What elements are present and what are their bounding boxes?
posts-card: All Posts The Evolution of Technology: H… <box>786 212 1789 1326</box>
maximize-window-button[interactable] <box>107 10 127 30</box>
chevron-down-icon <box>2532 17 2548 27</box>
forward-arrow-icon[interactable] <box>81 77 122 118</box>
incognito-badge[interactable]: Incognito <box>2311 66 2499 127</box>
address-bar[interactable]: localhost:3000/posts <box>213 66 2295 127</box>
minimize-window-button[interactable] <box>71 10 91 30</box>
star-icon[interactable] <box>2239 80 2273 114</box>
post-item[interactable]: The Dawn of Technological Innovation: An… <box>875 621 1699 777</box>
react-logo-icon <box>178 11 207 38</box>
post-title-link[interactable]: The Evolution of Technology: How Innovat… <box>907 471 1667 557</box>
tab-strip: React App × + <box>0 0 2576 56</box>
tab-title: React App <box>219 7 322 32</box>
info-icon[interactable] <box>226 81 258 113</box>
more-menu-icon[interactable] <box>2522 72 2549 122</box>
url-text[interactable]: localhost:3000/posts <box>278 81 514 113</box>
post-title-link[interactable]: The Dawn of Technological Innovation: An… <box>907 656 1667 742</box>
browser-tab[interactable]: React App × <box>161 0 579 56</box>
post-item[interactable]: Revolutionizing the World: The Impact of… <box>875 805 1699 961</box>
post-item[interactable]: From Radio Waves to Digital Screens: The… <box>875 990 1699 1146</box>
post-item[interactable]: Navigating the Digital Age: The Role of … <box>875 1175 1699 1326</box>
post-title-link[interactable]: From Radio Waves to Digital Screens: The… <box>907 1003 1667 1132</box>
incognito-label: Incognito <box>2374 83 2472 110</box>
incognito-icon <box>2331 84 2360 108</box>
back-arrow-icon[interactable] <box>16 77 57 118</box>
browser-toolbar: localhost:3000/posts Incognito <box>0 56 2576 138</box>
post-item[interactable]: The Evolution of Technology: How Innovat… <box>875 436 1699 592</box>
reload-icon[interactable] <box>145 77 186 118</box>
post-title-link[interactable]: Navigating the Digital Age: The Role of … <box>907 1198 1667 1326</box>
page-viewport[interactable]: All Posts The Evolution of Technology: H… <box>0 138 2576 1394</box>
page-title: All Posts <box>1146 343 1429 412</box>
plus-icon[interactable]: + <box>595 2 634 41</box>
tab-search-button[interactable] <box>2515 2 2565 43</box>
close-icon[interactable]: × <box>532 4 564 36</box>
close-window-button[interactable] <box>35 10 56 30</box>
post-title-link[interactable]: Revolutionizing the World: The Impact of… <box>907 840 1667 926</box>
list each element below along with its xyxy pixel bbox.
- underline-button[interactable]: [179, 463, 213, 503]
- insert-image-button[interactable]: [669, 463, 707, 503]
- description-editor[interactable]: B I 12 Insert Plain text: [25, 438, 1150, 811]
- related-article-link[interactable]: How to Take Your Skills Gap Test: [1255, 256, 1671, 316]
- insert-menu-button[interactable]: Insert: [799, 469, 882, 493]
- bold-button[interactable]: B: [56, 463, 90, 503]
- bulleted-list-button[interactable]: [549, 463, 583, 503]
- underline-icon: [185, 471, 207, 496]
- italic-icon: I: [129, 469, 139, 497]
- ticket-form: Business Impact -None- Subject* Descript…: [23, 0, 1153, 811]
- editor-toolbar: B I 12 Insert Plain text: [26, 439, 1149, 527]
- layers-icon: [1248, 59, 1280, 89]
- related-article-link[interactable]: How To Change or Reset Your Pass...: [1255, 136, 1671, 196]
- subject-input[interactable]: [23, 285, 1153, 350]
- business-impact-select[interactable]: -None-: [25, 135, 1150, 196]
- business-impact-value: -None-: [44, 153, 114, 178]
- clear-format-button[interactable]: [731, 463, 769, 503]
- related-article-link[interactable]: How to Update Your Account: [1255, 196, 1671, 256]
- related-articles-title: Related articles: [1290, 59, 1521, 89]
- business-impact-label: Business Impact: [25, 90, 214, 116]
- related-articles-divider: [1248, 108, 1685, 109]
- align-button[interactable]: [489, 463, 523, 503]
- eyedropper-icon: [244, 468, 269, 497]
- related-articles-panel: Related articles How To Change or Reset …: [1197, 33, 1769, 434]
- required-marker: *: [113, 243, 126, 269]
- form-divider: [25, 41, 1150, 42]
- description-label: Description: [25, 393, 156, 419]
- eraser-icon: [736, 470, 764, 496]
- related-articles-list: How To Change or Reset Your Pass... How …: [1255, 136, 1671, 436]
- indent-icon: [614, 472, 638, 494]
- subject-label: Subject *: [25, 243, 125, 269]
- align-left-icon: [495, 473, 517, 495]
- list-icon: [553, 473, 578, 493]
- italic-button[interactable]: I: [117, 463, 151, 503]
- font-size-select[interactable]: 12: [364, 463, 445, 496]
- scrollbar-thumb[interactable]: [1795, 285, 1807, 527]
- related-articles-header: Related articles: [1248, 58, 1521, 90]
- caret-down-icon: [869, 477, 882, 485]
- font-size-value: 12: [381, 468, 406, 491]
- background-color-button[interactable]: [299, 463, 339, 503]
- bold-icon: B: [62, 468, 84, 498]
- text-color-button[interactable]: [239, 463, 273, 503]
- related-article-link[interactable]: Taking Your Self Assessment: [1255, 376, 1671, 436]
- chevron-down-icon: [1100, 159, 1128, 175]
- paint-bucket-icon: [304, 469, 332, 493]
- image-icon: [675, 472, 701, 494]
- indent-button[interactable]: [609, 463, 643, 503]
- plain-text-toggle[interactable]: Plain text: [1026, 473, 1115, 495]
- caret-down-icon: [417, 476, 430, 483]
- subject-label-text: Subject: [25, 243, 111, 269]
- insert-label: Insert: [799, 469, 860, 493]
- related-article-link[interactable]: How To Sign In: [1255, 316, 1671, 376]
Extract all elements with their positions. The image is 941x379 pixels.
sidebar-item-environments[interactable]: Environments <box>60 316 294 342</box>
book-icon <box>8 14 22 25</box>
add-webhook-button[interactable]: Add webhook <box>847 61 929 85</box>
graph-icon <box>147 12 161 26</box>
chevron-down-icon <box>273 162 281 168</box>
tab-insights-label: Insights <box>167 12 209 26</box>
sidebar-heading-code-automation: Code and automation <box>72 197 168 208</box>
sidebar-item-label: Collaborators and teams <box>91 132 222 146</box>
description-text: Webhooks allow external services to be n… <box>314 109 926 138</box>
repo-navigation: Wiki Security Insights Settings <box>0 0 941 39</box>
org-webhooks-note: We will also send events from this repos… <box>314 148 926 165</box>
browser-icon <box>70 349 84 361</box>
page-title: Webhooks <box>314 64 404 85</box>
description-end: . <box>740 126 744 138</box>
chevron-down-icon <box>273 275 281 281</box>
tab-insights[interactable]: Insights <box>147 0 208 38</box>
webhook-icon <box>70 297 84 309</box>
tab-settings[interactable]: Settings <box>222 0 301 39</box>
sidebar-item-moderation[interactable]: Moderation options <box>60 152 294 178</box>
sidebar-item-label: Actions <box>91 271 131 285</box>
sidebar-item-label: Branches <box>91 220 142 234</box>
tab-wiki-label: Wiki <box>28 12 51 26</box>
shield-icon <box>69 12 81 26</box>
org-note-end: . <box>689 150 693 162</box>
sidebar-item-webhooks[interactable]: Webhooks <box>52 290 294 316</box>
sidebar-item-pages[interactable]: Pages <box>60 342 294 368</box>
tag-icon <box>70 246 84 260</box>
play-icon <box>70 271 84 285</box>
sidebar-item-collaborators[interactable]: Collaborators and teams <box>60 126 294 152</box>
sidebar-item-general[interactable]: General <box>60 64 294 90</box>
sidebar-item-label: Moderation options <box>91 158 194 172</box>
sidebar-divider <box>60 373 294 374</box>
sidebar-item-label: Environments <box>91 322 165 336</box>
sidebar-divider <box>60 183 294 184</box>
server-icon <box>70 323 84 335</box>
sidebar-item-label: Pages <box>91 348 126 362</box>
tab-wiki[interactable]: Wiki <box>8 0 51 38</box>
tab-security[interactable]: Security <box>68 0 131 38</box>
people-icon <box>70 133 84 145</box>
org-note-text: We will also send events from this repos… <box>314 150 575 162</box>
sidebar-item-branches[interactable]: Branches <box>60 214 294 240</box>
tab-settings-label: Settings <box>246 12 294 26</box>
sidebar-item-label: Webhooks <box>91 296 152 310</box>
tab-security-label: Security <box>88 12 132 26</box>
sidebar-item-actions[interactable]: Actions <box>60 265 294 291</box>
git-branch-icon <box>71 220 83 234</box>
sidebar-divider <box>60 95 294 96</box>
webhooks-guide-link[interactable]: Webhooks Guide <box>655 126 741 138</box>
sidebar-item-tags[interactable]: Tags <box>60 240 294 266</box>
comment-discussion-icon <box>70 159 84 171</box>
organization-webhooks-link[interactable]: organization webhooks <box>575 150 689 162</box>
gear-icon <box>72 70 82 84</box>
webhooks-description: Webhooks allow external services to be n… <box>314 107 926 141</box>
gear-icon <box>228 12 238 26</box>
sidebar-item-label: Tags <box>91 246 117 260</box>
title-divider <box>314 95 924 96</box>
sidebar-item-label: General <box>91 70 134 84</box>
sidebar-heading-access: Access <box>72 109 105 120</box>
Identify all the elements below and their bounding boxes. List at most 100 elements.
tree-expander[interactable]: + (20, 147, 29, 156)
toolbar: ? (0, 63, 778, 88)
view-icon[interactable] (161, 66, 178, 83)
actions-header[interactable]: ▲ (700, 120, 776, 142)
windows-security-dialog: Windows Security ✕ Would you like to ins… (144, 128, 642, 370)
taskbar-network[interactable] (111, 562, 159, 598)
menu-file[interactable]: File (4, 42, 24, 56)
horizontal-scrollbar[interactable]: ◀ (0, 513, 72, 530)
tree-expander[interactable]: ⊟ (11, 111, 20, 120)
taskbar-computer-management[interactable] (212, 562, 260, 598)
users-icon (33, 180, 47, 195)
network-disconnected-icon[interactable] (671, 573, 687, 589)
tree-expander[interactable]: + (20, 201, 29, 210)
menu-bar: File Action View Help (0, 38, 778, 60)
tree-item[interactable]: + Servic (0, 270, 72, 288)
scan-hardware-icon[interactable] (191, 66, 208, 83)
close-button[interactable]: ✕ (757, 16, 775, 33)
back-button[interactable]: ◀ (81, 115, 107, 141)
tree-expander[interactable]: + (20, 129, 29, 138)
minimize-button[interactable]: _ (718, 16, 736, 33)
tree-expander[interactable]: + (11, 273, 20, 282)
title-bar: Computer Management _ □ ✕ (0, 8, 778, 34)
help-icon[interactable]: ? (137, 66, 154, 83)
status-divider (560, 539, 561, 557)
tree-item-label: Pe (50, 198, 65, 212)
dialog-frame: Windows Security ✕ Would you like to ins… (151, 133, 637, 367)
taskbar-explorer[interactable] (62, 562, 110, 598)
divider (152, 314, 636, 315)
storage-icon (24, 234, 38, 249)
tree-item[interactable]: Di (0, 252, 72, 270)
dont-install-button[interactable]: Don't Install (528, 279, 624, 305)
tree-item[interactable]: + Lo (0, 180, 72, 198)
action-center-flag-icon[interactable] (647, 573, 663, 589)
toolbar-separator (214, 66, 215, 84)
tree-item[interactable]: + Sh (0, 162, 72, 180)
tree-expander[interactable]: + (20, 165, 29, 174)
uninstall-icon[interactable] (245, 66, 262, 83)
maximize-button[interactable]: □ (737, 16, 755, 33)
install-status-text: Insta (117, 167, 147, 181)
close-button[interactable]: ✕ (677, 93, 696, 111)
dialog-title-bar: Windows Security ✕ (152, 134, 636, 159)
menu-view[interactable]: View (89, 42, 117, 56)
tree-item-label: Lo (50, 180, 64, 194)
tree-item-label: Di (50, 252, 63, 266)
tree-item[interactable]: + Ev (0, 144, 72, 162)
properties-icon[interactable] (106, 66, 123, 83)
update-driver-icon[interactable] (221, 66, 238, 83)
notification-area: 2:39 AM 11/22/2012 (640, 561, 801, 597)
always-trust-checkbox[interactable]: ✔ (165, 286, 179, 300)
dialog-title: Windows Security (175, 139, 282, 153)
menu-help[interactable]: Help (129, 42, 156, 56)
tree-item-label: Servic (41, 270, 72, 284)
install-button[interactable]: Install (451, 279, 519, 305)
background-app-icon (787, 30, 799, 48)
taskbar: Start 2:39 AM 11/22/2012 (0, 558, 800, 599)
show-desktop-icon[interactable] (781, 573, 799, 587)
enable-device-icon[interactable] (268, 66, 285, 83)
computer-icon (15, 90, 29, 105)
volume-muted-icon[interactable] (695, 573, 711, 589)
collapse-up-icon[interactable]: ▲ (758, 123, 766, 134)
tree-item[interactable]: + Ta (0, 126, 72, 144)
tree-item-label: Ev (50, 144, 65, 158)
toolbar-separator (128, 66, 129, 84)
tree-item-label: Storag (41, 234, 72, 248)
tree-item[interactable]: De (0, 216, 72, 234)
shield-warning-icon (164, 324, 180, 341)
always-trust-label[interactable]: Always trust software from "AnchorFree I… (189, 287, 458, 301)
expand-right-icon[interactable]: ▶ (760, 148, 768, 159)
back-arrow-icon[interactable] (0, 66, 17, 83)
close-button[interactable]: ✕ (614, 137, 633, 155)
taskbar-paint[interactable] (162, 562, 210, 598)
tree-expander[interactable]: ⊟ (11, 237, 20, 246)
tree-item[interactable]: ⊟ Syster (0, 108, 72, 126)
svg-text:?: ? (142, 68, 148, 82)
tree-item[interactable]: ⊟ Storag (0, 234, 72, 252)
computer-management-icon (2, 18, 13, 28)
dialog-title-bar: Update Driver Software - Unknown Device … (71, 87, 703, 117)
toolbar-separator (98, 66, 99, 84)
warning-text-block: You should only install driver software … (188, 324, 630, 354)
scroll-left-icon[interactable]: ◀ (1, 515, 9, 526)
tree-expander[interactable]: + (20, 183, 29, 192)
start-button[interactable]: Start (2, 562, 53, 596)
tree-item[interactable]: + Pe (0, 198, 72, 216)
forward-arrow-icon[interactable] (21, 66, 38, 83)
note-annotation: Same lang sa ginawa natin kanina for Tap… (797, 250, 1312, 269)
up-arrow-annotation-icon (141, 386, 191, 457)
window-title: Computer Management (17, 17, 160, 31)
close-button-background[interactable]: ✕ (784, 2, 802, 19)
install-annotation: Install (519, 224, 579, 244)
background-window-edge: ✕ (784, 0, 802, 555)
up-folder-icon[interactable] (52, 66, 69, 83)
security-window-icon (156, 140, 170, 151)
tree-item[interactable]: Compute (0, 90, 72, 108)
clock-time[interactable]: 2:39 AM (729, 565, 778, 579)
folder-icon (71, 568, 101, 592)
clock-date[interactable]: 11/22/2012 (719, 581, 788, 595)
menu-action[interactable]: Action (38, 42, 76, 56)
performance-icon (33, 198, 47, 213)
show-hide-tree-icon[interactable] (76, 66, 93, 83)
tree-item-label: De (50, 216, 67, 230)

^^^^^^^^

Rewrite the items from the start through the line containing "post-item[interactable]: Navigating the", changing "React App" to "Vite App" and leaving everything else unchanged.

ANSWER TO THE EXERCISE:
What elements are present and what are their bounding boxes?
posts-card: All Posts The Evolution of Technology: H… <box>786 212 1789 1326</box>
maximize-window-button[interactable] <box>107 10 127 30</box>
chevron-down-icon <box>2532 17 2548 27</box>
forward-arrow-icon[interactable] <box>81 77 122 118</box>
incognito-badge[interactable]: Incognito <box>2311 66 2499 127</box>
address-bar[interactable]: localhost:3000/posts <box>213 66 2295 127</box>
minimize-window-button[interactable] <box>71 10 91 30</box>
star-icon[interactable] <box>2239 80 2273 114</box>
post-item[interactable]: The Dawn of Technological Innovation: An… <box>875 621 1699 777</box>
react-logo-icon <box>178 11 207 38</box>
post-title-link[interactable]: The Evolution of Technology: How Innovat… <box>907 471 1667 557</box>
tab-strip: Vite App × + <box>0 0 2576 56</box>
tab-title: Vite App <box>219 7 322 32</box>
info-icon[interactable] <box>226 81 258 113</box>
more-menu-icon[interactable] <box>2522 72 2549 122</box>
url-text[interactable]: localhost:3000/posts <box>278 81 514 113</box>
post-title-link[interactable]: The Dawn of Technological Innovation: An… <box>907 656 1667 742</box>
browser-tab[interactable]: Vite App × <box>161 0 579 56</box>
post-item[interactable]: Revolutionizing the World: The Impact of… <box>875 805 1699 961</box>
post-item[interactable]: From Radio Waves to Digital Screens: The… <box>875 990 1699 1146</box>
post-item[interactable]: Navigating the Digital Age: The Role of … <box>875 1175 1699 1326</box>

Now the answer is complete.